Tally the lines that include "document". Output the number only.
# # # # #
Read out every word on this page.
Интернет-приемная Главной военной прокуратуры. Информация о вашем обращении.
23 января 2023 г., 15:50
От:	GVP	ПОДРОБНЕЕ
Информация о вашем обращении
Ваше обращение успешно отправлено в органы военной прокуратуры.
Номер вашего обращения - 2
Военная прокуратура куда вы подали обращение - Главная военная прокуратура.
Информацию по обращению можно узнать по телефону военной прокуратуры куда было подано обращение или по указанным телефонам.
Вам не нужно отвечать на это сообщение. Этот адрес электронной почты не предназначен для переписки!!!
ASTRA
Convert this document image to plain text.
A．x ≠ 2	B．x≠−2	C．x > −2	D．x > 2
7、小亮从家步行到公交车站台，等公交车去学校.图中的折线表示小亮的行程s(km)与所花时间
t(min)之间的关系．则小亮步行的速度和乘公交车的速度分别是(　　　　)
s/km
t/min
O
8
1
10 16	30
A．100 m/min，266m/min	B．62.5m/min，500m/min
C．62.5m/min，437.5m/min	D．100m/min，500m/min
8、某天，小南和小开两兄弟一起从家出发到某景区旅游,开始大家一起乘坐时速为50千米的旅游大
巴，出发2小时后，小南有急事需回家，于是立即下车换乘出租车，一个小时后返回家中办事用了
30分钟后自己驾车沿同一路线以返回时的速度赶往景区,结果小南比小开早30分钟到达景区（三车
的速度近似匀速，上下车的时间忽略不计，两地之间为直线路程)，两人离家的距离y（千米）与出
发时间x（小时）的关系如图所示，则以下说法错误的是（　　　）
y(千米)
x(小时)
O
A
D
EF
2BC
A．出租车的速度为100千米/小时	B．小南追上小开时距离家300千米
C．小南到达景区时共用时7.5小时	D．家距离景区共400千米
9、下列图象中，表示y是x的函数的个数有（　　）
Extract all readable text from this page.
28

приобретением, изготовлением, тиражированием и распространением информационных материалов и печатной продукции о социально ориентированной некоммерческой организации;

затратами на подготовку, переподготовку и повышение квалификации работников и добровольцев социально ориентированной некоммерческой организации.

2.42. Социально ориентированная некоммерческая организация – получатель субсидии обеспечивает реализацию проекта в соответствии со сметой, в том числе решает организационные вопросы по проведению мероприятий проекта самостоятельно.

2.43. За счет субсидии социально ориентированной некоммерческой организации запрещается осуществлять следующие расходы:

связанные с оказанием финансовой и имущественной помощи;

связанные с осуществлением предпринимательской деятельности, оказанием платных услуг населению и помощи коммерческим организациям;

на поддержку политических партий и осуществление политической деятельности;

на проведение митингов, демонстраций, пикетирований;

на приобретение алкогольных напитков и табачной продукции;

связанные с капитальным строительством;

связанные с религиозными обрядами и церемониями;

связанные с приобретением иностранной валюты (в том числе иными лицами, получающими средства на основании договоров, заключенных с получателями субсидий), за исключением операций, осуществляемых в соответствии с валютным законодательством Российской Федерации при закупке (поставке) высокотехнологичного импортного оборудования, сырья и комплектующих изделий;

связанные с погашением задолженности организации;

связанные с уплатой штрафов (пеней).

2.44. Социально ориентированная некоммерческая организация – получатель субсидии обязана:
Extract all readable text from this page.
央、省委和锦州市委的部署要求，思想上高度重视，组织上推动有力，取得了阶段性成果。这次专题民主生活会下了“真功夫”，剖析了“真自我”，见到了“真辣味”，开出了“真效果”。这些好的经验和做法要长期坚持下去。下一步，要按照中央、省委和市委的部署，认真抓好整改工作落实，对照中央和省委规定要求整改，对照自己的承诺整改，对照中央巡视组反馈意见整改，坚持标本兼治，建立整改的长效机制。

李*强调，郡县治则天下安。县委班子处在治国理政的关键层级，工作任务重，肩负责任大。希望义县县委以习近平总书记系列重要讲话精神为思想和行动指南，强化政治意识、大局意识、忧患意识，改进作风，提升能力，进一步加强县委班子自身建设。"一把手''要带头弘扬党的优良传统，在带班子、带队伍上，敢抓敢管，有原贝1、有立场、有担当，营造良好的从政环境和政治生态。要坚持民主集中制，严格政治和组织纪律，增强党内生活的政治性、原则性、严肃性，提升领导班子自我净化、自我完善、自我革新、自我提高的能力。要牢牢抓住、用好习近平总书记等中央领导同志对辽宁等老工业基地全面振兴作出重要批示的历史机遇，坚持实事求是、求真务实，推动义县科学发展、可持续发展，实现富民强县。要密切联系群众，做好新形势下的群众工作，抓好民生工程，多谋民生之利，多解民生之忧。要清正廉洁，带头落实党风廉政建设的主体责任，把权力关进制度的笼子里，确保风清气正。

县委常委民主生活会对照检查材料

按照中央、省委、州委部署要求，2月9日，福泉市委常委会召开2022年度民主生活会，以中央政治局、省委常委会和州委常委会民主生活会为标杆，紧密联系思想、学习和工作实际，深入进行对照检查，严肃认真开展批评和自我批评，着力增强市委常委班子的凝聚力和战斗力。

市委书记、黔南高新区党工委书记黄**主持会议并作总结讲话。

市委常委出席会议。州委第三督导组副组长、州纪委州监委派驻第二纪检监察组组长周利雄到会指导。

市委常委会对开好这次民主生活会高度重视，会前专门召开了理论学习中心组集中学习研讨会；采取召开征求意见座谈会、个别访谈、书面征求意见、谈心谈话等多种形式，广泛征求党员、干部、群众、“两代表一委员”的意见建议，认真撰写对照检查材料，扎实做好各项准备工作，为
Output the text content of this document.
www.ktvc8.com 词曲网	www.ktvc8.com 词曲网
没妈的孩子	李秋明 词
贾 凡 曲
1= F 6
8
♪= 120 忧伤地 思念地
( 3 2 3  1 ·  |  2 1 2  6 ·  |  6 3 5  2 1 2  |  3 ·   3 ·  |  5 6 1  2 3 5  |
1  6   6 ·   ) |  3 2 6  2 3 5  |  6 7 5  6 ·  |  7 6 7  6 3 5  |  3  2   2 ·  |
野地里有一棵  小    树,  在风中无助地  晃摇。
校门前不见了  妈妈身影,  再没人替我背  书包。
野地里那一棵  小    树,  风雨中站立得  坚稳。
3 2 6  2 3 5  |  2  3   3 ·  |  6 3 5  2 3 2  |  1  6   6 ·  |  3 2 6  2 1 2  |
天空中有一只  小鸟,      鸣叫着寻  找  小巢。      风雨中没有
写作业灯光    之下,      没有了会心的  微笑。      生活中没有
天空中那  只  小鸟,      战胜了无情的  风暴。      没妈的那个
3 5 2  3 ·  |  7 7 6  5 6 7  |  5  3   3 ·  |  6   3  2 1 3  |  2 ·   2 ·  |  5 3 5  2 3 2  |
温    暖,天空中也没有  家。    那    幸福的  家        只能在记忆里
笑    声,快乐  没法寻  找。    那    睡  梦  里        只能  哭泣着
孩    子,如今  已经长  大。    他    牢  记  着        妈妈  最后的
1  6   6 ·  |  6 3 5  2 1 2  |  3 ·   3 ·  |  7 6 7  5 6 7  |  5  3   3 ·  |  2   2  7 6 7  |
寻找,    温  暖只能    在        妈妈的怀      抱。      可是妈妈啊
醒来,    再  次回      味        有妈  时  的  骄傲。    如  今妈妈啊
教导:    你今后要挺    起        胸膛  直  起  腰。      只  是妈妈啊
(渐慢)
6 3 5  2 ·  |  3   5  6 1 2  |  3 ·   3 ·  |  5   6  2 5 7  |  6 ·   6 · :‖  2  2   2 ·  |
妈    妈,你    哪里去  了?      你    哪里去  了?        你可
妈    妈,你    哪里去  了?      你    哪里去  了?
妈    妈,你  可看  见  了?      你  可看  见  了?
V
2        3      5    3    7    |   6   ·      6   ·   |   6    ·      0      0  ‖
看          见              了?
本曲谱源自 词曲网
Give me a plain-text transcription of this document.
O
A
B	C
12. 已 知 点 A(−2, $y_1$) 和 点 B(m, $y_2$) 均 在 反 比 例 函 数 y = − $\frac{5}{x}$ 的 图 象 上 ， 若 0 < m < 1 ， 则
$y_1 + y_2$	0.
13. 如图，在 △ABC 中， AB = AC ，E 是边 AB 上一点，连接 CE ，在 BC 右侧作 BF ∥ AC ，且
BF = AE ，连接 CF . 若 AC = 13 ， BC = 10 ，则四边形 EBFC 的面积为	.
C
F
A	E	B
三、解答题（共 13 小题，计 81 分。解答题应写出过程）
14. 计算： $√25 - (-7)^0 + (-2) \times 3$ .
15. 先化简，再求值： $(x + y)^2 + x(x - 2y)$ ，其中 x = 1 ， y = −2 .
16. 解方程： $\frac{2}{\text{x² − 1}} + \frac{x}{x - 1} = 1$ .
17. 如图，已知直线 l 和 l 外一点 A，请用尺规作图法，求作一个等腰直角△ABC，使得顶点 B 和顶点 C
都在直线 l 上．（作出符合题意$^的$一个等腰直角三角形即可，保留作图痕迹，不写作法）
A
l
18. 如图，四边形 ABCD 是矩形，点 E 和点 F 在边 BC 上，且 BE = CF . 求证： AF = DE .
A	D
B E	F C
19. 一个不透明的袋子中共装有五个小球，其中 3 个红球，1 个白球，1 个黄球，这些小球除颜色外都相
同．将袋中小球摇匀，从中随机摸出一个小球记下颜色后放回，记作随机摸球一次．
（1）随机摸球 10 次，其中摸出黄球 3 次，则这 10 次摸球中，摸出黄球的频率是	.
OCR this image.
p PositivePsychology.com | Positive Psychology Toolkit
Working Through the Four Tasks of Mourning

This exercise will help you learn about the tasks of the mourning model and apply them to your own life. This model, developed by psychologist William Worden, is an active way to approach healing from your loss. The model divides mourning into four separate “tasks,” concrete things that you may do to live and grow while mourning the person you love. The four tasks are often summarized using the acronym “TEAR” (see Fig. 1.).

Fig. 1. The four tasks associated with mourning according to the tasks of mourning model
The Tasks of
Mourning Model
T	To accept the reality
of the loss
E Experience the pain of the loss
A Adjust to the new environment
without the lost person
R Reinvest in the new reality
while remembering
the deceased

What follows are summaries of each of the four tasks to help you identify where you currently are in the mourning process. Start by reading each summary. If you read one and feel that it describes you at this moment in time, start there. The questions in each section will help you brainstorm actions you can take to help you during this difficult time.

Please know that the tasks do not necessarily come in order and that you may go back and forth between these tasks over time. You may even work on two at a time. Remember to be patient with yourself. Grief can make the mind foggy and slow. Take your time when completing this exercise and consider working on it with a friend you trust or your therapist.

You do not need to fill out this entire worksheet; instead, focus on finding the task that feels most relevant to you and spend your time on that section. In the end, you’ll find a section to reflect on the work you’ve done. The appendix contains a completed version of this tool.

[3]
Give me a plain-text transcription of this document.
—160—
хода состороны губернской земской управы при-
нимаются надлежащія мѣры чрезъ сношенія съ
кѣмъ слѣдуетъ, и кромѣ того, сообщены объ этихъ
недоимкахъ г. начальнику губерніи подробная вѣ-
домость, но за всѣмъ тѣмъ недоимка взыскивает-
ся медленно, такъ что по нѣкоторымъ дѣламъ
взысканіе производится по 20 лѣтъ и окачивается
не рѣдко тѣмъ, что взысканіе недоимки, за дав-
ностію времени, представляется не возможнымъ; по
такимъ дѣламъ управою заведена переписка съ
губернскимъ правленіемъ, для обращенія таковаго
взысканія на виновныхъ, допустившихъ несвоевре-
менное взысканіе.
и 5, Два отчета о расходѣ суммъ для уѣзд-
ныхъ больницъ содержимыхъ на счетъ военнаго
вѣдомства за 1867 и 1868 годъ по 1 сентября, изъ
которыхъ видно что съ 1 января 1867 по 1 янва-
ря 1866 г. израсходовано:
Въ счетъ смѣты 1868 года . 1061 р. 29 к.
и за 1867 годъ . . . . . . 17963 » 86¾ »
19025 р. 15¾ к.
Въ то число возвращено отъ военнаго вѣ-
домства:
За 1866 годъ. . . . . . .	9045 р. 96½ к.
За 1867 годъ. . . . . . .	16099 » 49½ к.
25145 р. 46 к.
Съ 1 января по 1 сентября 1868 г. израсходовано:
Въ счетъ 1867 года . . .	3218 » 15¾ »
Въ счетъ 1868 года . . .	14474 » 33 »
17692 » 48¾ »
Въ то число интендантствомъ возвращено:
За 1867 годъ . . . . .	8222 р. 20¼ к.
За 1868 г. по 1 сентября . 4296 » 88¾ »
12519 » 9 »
# # # # #
■ **EXERCISE RESPONSE**
4